§ **MATERIAL SUPPLIED**
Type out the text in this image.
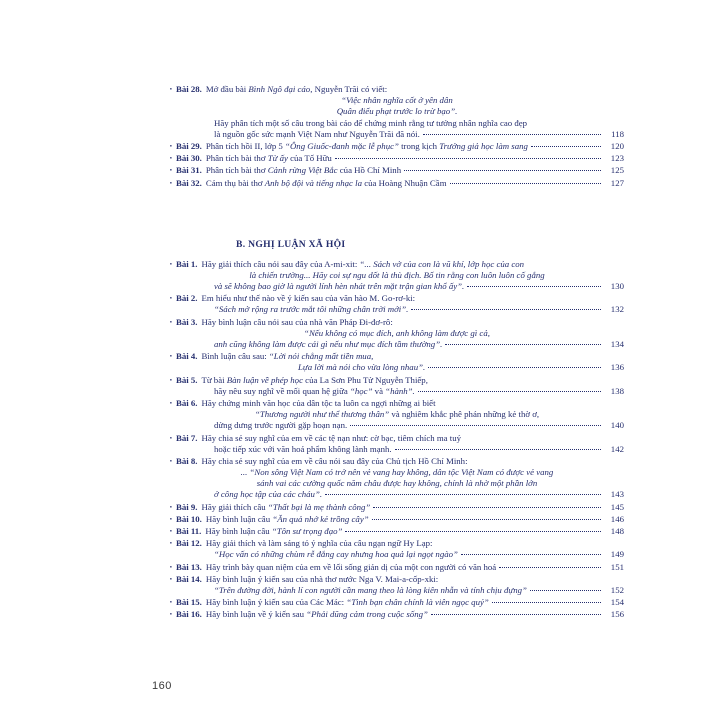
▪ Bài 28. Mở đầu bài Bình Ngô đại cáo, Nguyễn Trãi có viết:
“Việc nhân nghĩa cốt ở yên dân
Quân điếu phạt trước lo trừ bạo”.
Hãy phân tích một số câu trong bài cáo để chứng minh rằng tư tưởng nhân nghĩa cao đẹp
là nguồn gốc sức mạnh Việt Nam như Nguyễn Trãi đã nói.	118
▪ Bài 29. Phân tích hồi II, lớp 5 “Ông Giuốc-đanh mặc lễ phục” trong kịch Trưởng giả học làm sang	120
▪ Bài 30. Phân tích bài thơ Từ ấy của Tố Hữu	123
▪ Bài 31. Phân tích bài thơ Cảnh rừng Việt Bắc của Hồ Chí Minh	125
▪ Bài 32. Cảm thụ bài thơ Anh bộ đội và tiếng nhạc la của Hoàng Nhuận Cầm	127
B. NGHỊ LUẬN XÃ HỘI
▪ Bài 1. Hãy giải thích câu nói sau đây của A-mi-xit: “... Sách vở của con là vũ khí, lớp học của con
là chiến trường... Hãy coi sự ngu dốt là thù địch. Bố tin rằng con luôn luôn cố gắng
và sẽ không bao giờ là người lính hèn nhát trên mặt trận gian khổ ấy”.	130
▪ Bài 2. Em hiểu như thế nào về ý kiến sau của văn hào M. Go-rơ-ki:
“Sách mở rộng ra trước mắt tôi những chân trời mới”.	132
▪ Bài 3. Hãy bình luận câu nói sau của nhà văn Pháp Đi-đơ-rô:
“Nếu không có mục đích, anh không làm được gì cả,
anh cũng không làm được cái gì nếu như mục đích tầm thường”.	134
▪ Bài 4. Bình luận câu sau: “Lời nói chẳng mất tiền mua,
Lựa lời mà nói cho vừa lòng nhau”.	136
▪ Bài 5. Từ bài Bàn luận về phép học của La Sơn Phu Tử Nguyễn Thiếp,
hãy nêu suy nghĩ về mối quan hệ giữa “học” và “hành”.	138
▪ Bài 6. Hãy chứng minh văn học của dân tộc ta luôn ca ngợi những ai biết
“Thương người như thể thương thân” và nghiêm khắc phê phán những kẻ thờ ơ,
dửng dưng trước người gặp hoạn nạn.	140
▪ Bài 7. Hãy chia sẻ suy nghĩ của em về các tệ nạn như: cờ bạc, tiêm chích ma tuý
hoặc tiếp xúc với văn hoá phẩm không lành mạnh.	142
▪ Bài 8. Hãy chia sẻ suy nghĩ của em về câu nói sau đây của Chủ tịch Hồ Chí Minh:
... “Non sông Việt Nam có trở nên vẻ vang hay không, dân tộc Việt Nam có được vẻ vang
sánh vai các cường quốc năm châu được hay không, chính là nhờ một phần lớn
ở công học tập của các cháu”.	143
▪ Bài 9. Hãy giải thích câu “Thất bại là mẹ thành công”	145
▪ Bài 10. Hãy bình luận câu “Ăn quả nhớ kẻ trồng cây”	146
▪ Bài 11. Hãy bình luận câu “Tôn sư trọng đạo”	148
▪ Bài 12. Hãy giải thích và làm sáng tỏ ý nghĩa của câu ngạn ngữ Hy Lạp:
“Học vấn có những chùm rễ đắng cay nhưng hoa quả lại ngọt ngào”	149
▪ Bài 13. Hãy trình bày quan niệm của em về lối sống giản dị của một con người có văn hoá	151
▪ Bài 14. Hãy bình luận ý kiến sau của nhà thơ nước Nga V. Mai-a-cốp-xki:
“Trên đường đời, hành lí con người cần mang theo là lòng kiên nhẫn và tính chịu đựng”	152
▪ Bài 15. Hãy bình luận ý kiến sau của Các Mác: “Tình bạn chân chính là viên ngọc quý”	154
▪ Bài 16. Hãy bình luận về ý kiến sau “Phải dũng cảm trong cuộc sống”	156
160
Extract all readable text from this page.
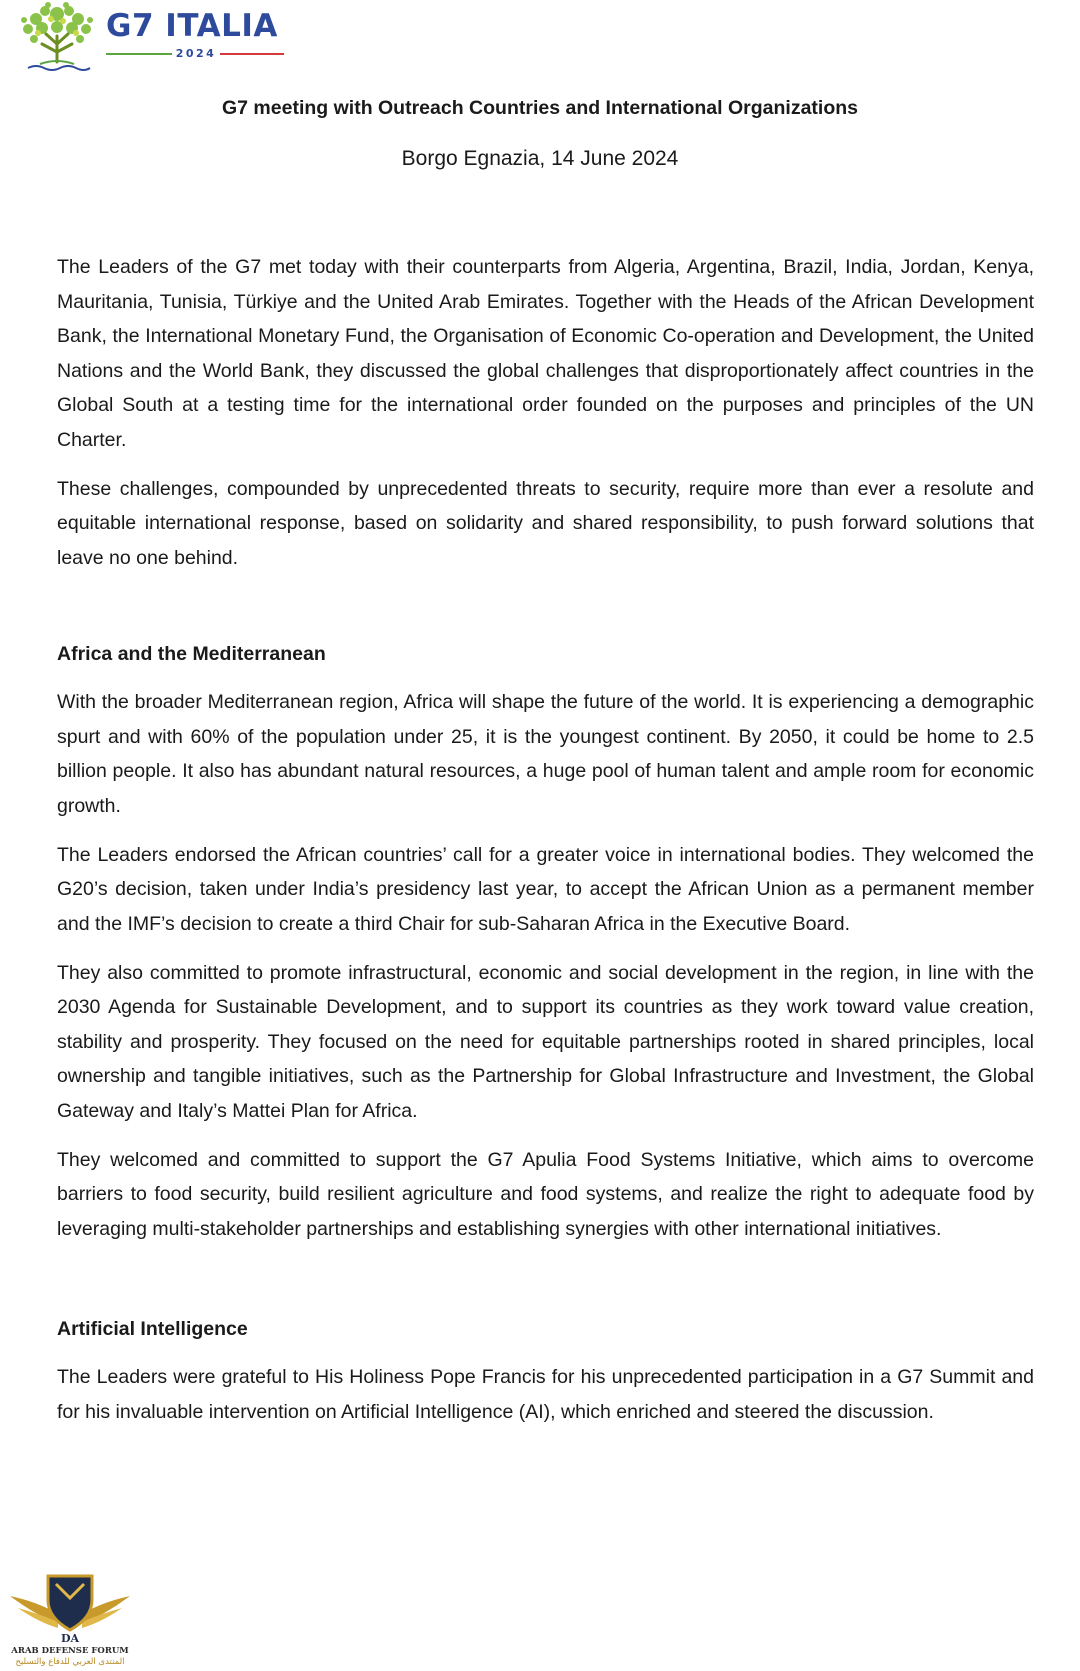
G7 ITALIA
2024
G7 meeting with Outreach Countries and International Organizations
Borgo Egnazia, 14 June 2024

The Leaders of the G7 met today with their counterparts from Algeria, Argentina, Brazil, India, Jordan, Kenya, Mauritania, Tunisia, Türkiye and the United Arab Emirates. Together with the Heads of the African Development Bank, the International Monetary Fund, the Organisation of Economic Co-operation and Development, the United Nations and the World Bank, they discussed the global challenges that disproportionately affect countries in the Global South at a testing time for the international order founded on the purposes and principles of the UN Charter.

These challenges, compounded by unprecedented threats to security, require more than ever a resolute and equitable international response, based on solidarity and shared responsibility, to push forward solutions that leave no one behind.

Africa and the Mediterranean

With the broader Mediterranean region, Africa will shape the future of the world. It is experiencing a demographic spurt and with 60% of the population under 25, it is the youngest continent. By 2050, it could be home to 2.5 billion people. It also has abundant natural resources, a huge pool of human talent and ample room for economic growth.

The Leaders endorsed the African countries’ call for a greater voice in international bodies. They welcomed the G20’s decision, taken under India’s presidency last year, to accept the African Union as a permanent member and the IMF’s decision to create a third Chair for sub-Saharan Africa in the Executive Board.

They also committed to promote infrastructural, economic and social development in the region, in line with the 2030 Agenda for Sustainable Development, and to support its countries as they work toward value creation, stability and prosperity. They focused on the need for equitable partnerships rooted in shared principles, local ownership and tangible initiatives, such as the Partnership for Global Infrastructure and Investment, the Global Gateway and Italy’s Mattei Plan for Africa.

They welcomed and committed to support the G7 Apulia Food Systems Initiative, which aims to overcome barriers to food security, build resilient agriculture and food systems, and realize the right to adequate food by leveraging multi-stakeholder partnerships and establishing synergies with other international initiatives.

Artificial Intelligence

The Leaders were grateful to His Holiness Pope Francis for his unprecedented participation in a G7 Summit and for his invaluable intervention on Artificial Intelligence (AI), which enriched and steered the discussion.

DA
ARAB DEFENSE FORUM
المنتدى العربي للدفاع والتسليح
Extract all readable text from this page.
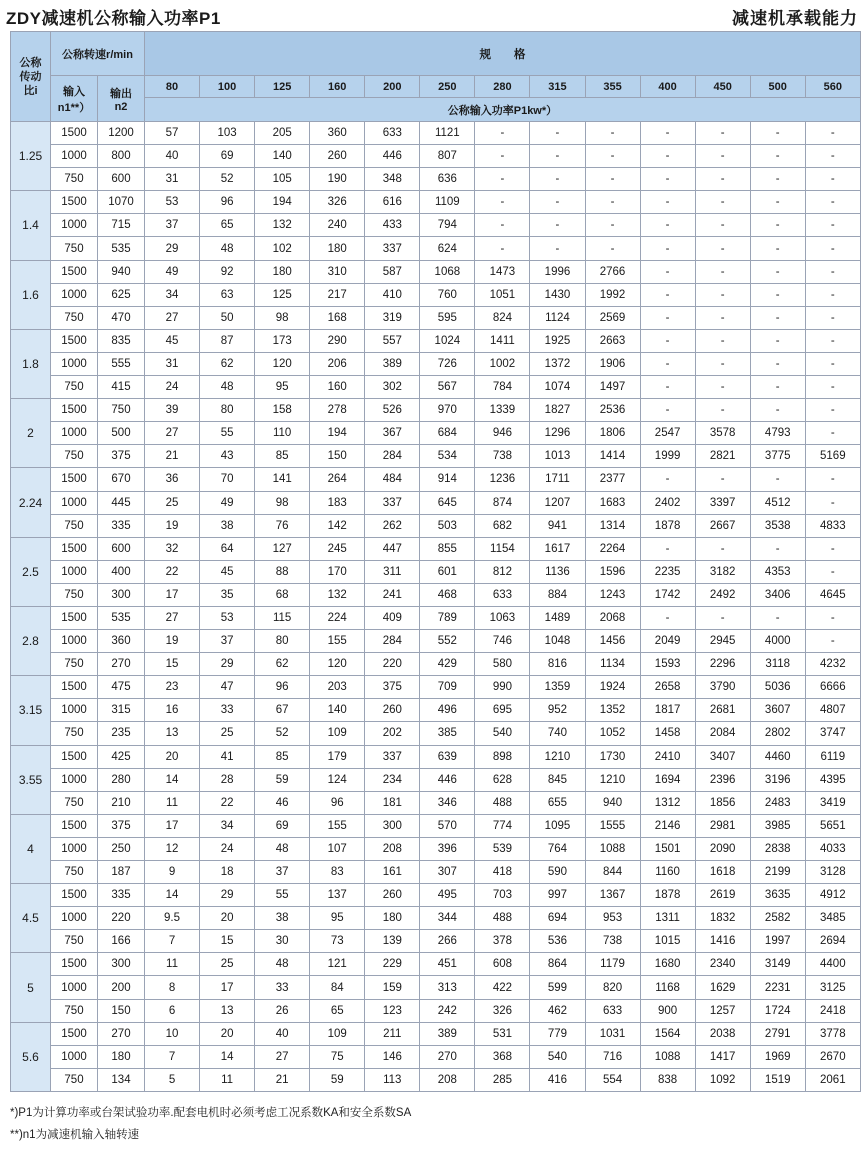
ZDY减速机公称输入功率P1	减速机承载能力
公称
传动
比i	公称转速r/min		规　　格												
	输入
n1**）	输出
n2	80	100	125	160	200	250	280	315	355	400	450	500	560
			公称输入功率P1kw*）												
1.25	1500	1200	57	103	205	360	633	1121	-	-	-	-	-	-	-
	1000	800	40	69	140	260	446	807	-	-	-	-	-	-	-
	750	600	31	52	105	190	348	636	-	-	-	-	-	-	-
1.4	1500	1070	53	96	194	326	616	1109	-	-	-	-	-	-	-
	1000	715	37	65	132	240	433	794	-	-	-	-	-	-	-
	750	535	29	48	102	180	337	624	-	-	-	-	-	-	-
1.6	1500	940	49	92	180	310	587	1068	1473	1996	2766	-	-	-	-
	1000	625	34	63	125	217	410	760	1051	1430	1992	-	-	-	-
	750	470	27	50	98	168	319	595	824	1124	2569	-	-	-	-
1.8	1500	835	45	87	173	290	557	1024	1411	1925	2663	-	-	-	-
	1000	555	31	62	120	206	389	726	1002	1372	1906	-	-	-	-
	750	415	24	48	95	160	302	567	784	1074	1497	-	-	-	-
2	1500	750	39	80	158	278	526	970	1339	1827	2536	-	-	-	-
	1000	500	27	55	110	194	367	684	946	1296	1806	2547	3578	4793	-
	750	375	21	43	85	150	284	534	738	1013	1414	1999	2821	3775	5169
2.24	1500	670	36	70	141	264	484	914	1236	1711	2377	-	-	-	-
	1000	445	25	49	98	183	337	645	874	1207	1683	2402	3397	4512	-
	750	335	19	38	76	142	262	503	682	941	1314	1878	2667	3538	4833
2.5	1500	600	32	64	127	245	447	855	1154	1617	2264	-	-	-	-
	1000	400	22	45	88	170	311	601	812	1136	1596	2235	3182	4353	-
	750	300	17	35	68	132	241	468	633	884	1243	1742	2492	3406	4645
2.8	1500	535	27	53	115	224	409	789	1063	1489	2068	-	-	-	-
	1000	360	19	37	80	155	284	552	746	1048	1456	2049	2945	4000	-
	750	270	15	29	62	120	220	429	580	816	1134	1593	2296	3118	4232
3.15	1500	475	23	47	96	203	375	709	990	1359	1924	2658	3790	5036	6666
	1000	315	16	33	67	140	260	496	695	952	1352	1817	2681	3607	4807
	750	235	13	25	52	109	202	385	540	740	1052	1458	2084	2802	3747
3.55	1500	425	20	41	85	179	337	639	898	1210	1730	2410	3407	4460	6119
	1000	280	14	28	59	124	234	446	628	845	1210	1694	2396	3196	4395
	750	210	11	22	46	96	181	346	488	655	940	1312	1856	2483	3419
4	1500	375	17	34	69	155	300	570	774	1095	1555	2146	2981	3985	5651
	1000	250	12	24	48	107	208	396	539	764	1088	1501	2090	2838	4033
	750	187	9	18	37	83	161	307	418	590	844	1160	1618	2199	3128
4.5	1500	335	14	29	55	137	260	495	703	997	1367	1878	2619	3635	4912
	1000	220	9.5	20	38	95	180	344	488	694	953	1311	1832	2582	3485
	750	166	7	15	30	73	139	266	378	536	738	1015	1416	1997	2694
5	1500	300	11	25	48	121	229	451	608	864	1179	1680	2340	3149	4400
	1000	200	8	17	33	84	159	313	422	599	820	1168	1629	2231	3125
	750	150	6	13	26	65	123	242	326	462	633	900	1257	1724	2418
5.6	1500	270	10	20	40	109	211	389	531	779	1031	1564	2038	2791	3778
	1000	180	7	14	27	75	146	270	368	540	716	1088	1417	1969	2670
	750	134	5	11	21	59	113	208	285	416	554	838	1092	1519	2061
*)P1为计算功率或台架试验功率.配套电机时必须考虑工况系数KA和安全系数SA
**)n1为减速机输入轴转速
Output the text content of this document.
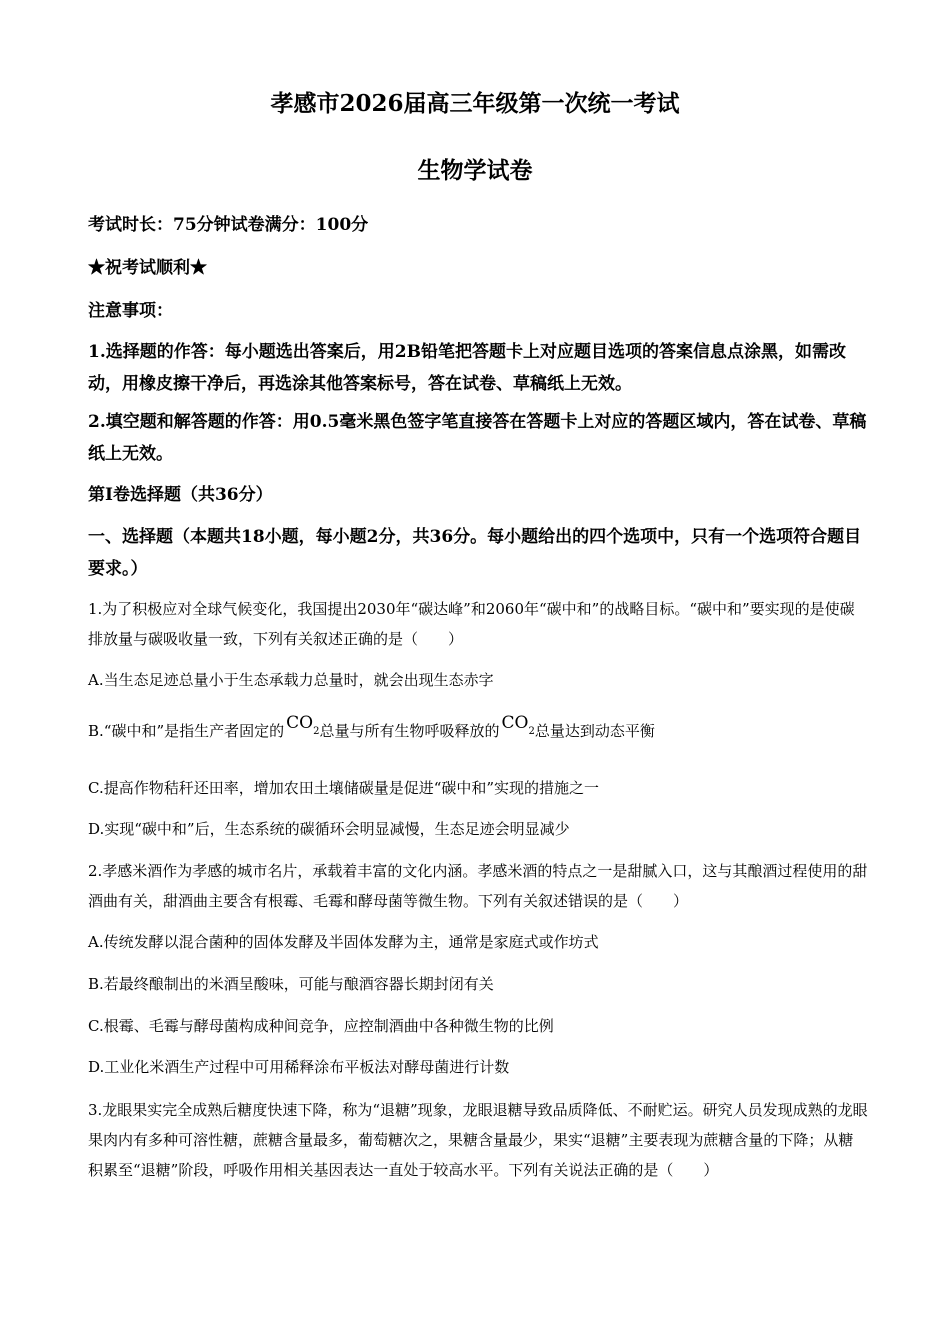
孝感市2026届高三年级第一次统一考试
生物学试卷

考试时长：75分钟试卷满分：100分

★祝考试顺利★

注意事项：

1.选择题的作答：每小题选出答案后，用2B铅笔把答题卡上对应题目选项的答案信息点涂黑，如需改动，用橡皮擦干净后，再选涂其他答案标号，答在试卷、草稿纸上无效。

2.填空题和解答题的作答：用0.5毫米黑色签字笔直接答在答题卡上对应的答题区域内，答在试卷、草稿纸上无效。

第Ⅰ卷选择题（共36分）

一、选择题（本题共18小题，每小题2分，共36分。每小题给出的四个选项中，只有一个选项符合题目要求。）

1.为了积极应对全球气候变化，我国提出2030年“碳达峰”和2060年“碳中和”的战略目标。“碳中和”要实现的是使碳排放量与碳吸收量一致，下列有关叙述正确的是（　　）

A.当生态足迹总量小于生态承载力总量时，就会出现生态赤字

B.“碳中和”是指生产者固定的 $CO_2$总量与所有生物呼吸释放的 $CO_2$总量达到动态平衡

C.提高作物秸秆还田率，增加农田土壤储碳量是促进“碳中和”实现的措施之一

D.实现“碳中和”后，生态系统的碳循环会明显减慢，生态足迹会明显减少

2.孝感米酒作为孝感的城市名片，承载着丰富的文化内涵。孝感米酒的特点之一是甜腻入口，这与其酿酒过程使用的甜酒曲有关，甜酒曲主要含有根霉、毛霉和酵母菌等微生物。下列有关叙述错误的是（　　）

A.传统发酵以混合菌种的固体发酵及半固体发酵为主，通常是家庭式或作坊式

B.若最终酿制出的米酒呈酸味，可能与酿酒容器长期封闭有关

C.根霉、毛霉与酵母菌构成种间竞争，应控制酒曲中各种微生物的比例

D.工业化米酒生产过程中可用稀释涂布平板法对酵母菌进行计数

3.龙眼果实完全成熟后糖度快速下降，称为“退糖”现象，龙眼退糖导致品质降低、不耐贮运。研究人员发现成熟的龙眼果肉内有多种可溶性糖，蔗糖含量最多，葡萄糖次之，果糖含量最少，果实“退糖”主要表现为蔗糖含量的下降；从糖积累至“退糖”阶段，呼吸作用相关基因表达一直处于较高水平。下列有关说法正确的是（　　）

§ **WHAT YOU ARE ASKED TO DO**
From the listing above, copy out each line where the word "rằng" appears.

§ **SOLUTION TO THIS TASK**
Hãy phân tích một số câu trong bài cáo để chứng minh rằng tư tưởng nhân nghĩa cao đẹp
là chiến trường... Hãy coi sự ngu dốt là thù địch. Bố tin rằng con luôn luôn cố gắng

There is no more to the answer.